● **Task brief**
Copy the entries verbatim, starting at the line containing "- page-number-info: 第" and ending after the line containing "- issue-date: 2018".

## Start

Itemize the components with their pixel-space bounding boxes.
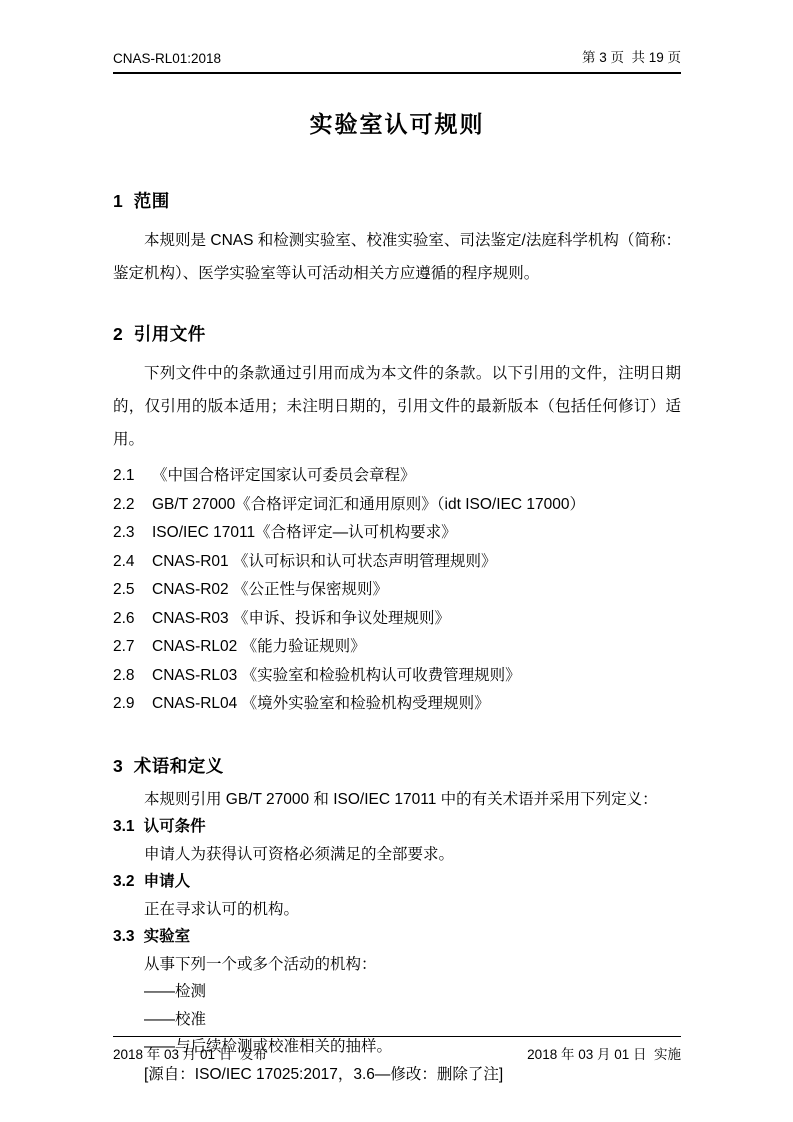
- page-number-info: 第 3 页 共 19 页: [582, 46, 681, 66]
- section-2-heading-text: 引用文件: [134, 324, 206, 344]
- reference-text: CNAS-RL04 《境外实验室和检验机构受理规则》: [152, 695, 490, 712]
- term-3-1-definition: 申请人为获得认可资格必须满足的全部要求。: [113, 841, 681, 869]
- reference-text: GB/T 27000《合格评定词汇和通用原则》（idt ISO/IEC 1700…: [152, 496, 585, 513]
- section-2-paragraph: 下列文件中的条款通过引用而成为本文件的条款。以下引用的文件，注明日期的，仅引用的…: [113, 357, 681, 456]
- issue-date: 2018 年 03 月 01 日 发布: [113, 1043, 267, 1063]
- section-3-heading-text: 术语和定义: [134, 756, 224, 776]
- lab-activity-item: ——检测: [113, 978, 681, 1006]
- reference-text: CNAS-RL02 《能力验证规则》: [152, 638, 366, 655]
- term-3-2-definition: 正在寻求认可的机构。: [113, 896, 681, 924]
- term-3-3-definition: 从事下列一个或多个活动的机构：: [113, 951, 681, 979]
- reference-text: ISO/IEC 17011《合格评定—认可机构要求》: [152, 524, 457, 541]
- reference-number: 2.5: [113, 576, 139, 605]
- lab-activity-item: ——校准: [113, 1006, 681, 1034]
- term-3-3-heading: 3.3实验室: [113, 923, 681, 951]
- reference-item: 2.7CNAS-RL02 《能力验证规则》: [113, 633, 681, 662]
- reference-item: 2.3ISO/IEC 17011《合格评定—认可机构要求》: [113, 519, 681, 548]
- term-title: 实验室: [144, 928, 191, 945]
- term-3-1-heading: 3.1认可条件: [113, 813, 681, 841]
- source-note: [源自：ISO/IEC 17025:2017，3.6—修改：删除了注]: [113, 1061, 681, 1089]
- reference-text: 《中国合格评定国家认可委员会章程》: [152, 467, 416, 484]
- section-3-heading: 3术语和定义: [113, 753, 681, 778]
- reference-item: 2.2GB/T 27000《合格评定词汇和通用原则》（idt ISO/IEC 1…: [113, 491, 681, 520]
- reference-number: 2.1: [113, 462, 139, 491]
- term-block: 3.3实验室 从事下列一个或多个活动的机构： ——检测 ——校准 ——与后续检测…: [113, 923, 681, 1088]
- section-3-number: 3: [113, 756, 123, 776]
- term-title: 认可条件: [144, 818, 206, 835]
- reference-item: 2.4CNAS-R01 《认可标识和认可状态声明管理规则》: [113, 548, 681, 577]
- reference-item: 2.5CNAS-R02 《公正性与保密规则》: [113, 576, 681, 605]
- header-rule: [113, 72, 681, 74]
- section-3-paragraph: 本规则引用 GB/T 27000 和 ISO/IEC 17011 中的有关术语并…: [113, 786, 681, 814]
- document-id: CNAS-RL01:2018: [113, 51, 221, 66]
- footer-row: 2018 年 03 月 01 日 发布 2018 年 03 月 01 日 实施: [113, 1043, 681, 1063]
- reference-number: 2.4: [113, 548, 139, 577]
- term-number: 3.3: [113, 928, 135, 945]
- reference-list: 2.1《中国合格评定国家认可委员会章程》 2.2GB/T 27000《合格评定词…: [113, 462, 681, 719]
- section-1-paragraph: 本规则是 CNAS 和检测实验室、校准实验室、司法鉴定/法庭科学机构（简称：鉴定…: [113, 224, 681, 290]
- document-title: 实验室认可规则: [113, 106, 681, 139]
- term-block: 3.1认可条件 申请人为获得认可资格必须满足的全部要求。: [113, 813, 681, 868]
- reference-number: 2.9: [113, 690, 139, 719]
- reference-number: 2.6: [113, 605, 139, 634]
- term-number: 3.2: [113, 873, 135, 890]
- footer-rule: [113, 1036, 681, 1037]
- document-page: CNAS-RL01:2018 第 3 页 共 19 页 实验室认可规则 1范围 …: [0, 0, 793, 1122]
- reference-text: CNAS-R03 《申诉、投诉和争议处理规则》: [152, 610, 450, 627]
- reference-text: CNAS-RL03 《实验室和检验机构认可收费管理规则》: [152, 667, 521, 684]
- section-1-heading-text: 范围: [134, 191, 170, 211]
- term-number: 3.1: [113, 818, 135, 835]
- term-block: 3.2申请人 正在寻求认可的机构。: [113, 868, 681, 923]
- reference-item: 2.1《中国合格评定国家认可委员会章程》: [113, 462, 681, 491]
- term-title: 申请人: [144, 873, 191, 890]
- section-2-number: 2: [113, 324, 123, 344]
- reference-number: 2.3: [113, 519, 139, 548]
- reference-number: 2.2: [113, 491, 139, 520]
- term-3-2-heading: 3.2申请人: [113, 868, 681, 896]
- reference-item: 2.6CNAS-R03 《申诉、投诉和争议处理规则》: [113, 605, 681, 634]
- reference-number: 2.8: [113, 662, 139, 691]
- reference-item: 2.8CNAS-RL03 《实验室和检验机构认可收费管理规则》: [113, 662, 681, 691]
- page-footer: 2018 年 03 月 01 日 发布 2018 年 03 月 01 日 实施: [113, 1036, 681, 1063]
- reference-number: 2.7: [113, 633, 139, 662]
- implement-date: 2018 年 03 月 01 日 实施: [527, 1043, 681, 1063]
- reference-item: 2.9CNAS-RL04 《境外实验室和检验机构受理规则》: [113, 690, 681, 719]
- reference-text: CNAS-R02 《公正性与保密规则》: [152, 581, 388, 598]
- section-2-heading: 2引用文件: [113, 321, 681, 346]
- reference-text: CNAS-R01 《认可标识和认可状态声明管理规则》: [152, 553, 496, 570]
- section-1-number: 1: [113, 191, 123, 211]
- section-1-heading: 1范围: [113, 188, 681, 213]
- running-header: CNAS-RL01:2018 第 3 页 共 19 页: [113, 46, 681, 66]
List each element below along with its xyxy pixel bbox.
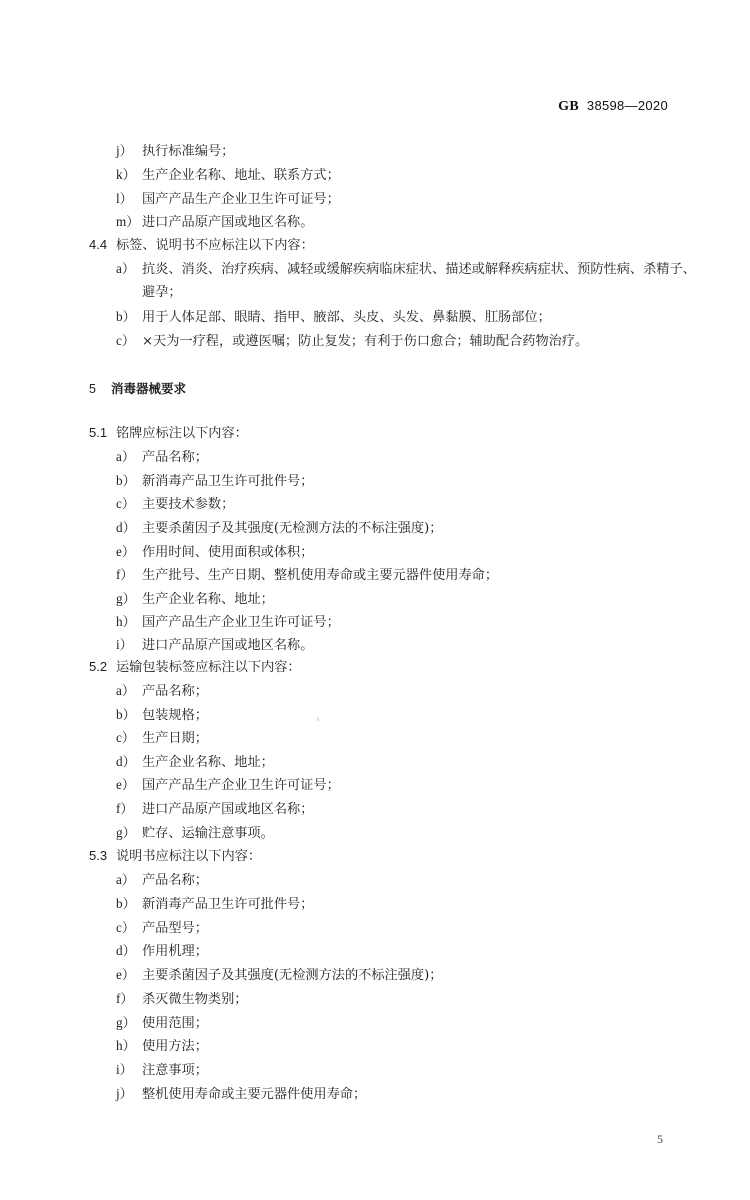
clause-number: 5.1 [89, 424, 116, 442]
clause-title: 运输包装标签应标注以下内容： [116, 660, 301, 675]
item-marker: c） [116, 919, 142, 937]
item-marker: j） [116, 142, 142, 160]
list-item: h）国产产品生产企业卫生许可证号； [116, 613, 340, 632]
standard-number: 38598—2020 [587, 98, 668, 113]
item-marker: d） [116, 942, 142, 960]
list-item: a）产品名称； [116, 682, 208, 701]
list-item: e）主要杀菌因子及其强度(无检测方法的不标注强度)； [116, 966, 442, 985]
list-item: c）产品型号； [116, 919, 208, 938]
item-marker: k） [116, 166, 142, 184]
clause-heading-5-1: 5.1铭牌应标注以下内容： [89, 424, 248, 443]
item-text: 新消毒产品卫生许可批件号； [142, 474, 313, 489]
item-marker: h） [116, 1037, 142, 1055]
item-text: 使用方法； [142, 1039, 208, 1054]
section-number: 5 [89, 380, 111, 398]
clause-title: 标签、说明书不应标注以下内容： [116, 238, 314, 253]
item-marker: c） [116, 332, 142, 350]
item-text: 贮存、运输注意事项。 [142, 826, 274, 841]
item-marker: b） [116, 706, 142, 724]
clause-heading-5-3: 5.3说明书应标注以下内容： [89, 847, 261, 866]
section-title: 消毒器械要求 [111, 381, 186, 396]
item-text: 主要技术参数； [142, 497, 234, 512]
list-item: k）生产企业名称、地址、联系方式； [116, 166, 340, 185]
item-text: 主要杀菌因子及其强度(无检测方法的不标注强度)； [142, 521, 442, 536]
item-marker: a） [116, 260, 142, 278]
item-text: 执行标准编号； [142, 144, 234, 159]
item-marker: d） [116, 753, 142, 771]
item-text: 注意事项； [142, 1063, 208, 1078]
list-item: a）抗炎、消炎、治疗疾病、减轻或缓解疾病临床症状、描述或解释疾病症状、预防性病、… [116, 260, 696, 279]
item-marker: b） [116, 308, 142, 326]
clause-number: 5.2 [89, 658, 116, 676]
list-item: b）新消毒产品卫生许可批件号； [116, 472, 313, 491]
item-text: 产品名称； [142, 684, 208, 699]
item-marker: h） [116, 613, 142, 631]
item-marker: f） [116, 990, 142, 1008]
item-marker: g） [116, 824, 142, 842]
item-marker: b） [116, 472, 142, 490]
item-marker: a） [116, 682, 142, 700]
list-item: c）×天为一疗程，或遵医嘱；防止复发；有利于伤口愈合；辅助配合药物治疗。 [116, 332, 588, 351]
item-marker: m） [116, 213, 142, 231]
clause-number: 5.3 [89, 847, 116, 865]
item-text: 包装规格； [142, 708, 208, 723]
item-text: 产品名称； [142, 450, 208, 465]
section-heading-5: 5消毒器械要求 [89, 380, 186, 398]
item-text: 主要杀菌因子及其强度(无检测方法的不标注强度)； [142, 968, 442, 983]
standard-code-header: GB 38598—2020 [558, 98, 668, 115]
item-text: 生产企业名称、地址； [142, 592, 274, 607]
item-text: 进口产品原产国或地区名称； [142, 802, 313, 817]
item-text: 生产企业名称、地址； [142, 755, 274, 770]
item-text: 生产企业名称、地址、联系方式； [142, 168, 340, 183]
item-text: 国产产品生产企业卫生许可证号； [142, 615, 340, 630]
item-marker: a） [116, 448, 142, 466]
item-marker: e） [116, 776, 142, 794]
list-item: l）国产产品生产企业卫生许可证号； [116, 190, 340, 209]
item-text: 新消毒产品卫生许可批件号； [142, 897, 313, 912]
item-marker: a） [116, 871, 142, 889]
list-item: i）注意事项； [116, 1061, 208, 1080]
list-item: f）进口产品原产国或地区名称； [116, 800, 313, 819]
clause-number: 4.4 [89, 236, 116, 254]
list-item: a）产品名称； [116, 448, 208, 467]
item-marker: e） [116, 543, 142, 561]
list-item: d）主要杀菌因子及其强度(无检测方法的不标注强度)； [116, 519, 442, 538]
list-item: g）生产企业名称、地址； [116, 590, 274, 609]
list-item: m）进口产品原产国或地区名称。 [116, 213, 313, 232]
item-text: 进口产品原产国或地区名称。 [142, 638, 313, 653]
list-item: d）作用机理； [116, 942, 208, 961]
item-text: 国产产品生产企业卫生许可证号； [142, 778, 340, 793]
item-marker: b） [116, 895, 142, 913]
list-item-continuation: 避孕； [142, 284, 182, 302]
list-item: j）整机使用寿命或主要元器件使用寿命； [116, 1085, 366, 1104]
clause-heading-4-4: 4.4标签、说明书不应标注以下内容： [89, 236, 314, 255]
item-text: 使用范围； [142, 1016, 208, 1031]
list-item: g）使用范围； [116, 1014, 208, 1033]
item-marker: c） [116, 495, 142, 513]
list-item: f）生产批号、生产日期、整机使用寿命或主要元器件使用寿命； [116, 566, 498, 585]
item-text: 进口产品原产国或地区名称。 [142, 215, 313, 230]
item-marker: i） [116, 636, 142, 654]
item-marker: f） [116, 800, 142, 818]
item-text: 作用机理； [142, 944, 208, 959]
page-number: 5 [657, 1132, 663, 1147]
list-item: c）生产日期； [116, 729, 208, 748]
item-marker: c） [116, 729, 142, 747]
item-marker: i） [116, 1061, 142, 1079]
item-text: 杀灭微生物类别； [142, 992, 248, 1007]
list-item: b）包装规格； [116, 706, 208, 725]
item-marker: d） [116, 519, 142, 537]
list-item: e）国产产品生产企业卫生许可证号； [116, 776, 340, 795]
item-text: 生产批号、生产日期、整机使用寿命或主要元器件使用寿命； [142, 568, 498, 583]
list-item: h）使用方法； [116, 1037, 208, 1056]
item-text: 整机使用寿命或主要元器件使用寿命； [142, 1087, 366, 1102]
clause-title: 铭牌应标注以下内容： [116, 426, 248, 441]
item-marker: g） [116, 1014, 142, 1032]
standard-prefix: GB [558, 99, 579, 114]
list-item: c）主要技术参数； [116, 495, 234, 514]
list-item: b）用于人体足部、眼睛、指甲、腋部、头皮、头发、鼻黏膜、肛肠部位； [116, 308, 551, 327]
clause-heading-5-2: 5.2运输包装标签应标注以下内容： [89, 658, 301, 677]
list-item: d）生产企业名称、地址； [116, 753, 274, 772]
list-item: a）产品名称； [116, 871, 208, 890]
list-item: j）执行标准编号； [116, 142, 234, 161]
item-marker: g） [116, 590, 142, 608]
item-text: ×天为一疗程，或遵医嘱；防止复发；有利于伤口愈合；辅助配合药物治疗。 [142, 334, 588, 349]
item-marker: e） [116, 966, 142, 984]
clause-title: 说明书应标注以下内容： [116, 849, 261, 864]
scan-artifact [317, 717, 319, 721]
item-text: 用于人体足部、眼睛、指甲、腋部、头皮、头发、鼻黏膜、肛肠部位； [142, 310, 551, 325]
item-text: 产品名称； [142, 873, 208, 888]
list-item: g）贮存、运输注意事项。 [116, 824, 274, 843]
item-marker: f） [116, 566, 142, 584]
list-item: e）作用时间、使用面积或体积； [116, 543, 313, 562]
list-item: f）杀灭微生物类别； [116, 990, 248, 1009]
item-text: 国产产品生产企业卫生许可证号； [142, 192, 340, 207]
item-text: 产品型号； [142, 921, 208, 936]
item-text: 作用时间、使用面积或体积； [142, 545, 313, 560]
item-marker: l） [116, 190, 142, 208]
item-marker: j） [116, 1085, 142, 1103]
item-text: 抗炎、消炎、治疗疾病、减轻或缓解疾病临床症状、描述或解释疾病症状、预防性病、杀精… [142, 262, 696, 277]
list-item: i）进口产品原产国或地区名称。 [116, 636, 313, 655]
item-text: 生产日期； [142, 731, 208, 746]
list-item: b）新消毒产品卫生许可批件号； [116, 895, 313, 914]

## End

● **Answer to this exercise**
- page-number-info: 第 3 页 共 19 页: [582, 46, 681, 66]
- section-2-heading-text: 引用文件: [134, 324, 206, 344]
- reference-text: CNAS-RL04 《境外实验室和检验机构受理规则》: [152, 695, 490, 712]
- term-3-1-definition: 申请人为获得认可资格必须满足的全部要求。: [113, 841, 681, 869]
- reference-text: GB/T 27000《合格评定词汇和通用原则》（idt ISO/IEC 1700…: [152, 496, 585, 513]
- section-2-paragraph: 下列文件中的条款通过引用而成为本文件的条款。以下引用的文件，注明日期的，仅引用的…: [113, 357, 681, 456]
- issue-date: 2018 年 03 月 01 日 发布: [113, 1043, 267, 1063]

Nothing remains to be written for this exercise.